_WORK TO BE COMPLETED:_
Note each line that includes the word "正下方的左侧". Copy those lines.

_DATASET:_
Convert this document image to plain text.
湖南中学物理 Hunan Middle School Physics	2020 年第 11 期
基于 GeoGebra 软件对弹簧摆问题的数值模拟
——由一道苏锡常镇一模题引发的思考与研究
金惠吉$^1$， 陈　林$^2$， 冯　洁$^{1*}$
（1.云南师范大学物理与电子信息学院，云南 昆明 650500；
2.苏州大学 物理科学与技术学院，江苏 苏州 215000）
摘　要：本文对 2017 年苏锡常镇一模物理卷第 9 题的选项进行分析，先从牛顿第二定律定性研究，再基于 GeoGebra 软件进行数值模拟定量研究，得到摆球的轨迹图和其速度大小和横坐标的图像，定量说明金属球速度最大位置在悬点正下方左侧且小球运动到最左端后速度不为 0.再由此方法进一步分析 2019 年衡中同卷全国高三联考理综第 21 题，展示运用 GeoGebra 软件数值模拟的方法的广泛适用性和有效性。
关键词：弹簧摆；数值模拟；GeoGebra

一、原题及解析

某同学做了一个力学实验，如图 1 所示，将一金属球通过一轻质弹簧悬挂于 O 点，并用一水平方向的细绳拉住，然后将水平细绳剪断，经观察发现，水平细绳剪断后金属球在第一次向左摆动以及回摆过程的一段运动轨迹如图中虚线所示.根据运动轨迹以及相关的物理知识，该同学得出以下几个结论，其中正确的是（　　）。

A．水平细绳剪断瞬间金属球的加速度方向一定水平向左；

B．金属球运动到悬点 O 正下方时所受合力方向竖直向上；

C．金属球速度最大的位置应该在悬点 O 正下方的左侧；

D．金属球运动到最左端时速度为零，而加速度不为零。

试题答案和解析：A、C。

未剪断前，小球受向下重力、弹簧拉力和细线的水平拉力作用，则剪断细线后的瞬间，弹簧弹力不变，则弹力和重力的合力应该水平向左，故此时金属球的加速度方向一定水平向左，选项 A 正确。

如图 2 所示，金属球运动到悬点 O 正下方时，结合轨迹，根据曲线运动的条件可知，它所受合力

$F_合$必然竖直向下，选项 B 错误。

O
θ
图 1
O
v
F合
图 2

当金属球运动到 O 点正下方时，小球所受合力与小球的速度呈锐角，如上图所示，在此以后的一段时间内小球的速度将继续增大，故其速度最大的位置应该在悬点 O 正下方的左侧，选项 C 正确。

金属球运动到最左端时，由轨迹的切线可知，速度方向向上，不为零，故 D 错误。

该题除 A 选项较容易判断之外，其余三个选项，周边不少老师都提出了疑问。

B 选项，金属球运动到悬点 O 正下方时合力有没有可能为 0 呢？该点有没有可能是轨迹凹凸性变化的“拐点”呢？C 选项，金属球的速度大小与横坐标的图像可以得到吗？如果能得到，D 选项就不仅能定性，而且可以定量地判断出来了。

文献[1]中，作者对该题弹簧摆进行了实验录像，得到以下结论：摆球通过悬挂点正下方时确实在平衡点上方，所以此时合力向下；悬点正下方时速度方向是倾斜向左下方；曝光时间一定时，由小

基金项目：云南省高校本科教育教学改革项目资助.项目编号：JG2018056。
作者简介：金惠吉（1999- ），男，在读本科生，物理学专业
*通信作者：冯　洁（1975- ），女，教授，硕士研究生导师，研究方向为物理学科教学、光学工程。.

_TASK ANSWER:_
C．金属球速度最大的位置应该在悬点 O 正下方的左侧；
当金属球运动到 O 点正下方时，小球所受合力与小球的速度呈锐角，如上图所示，在此以后的一段时间内小球的速度将继续增大，故其速度最大的位置应该在悬点 O 正下方的左侧，选项 C 正确。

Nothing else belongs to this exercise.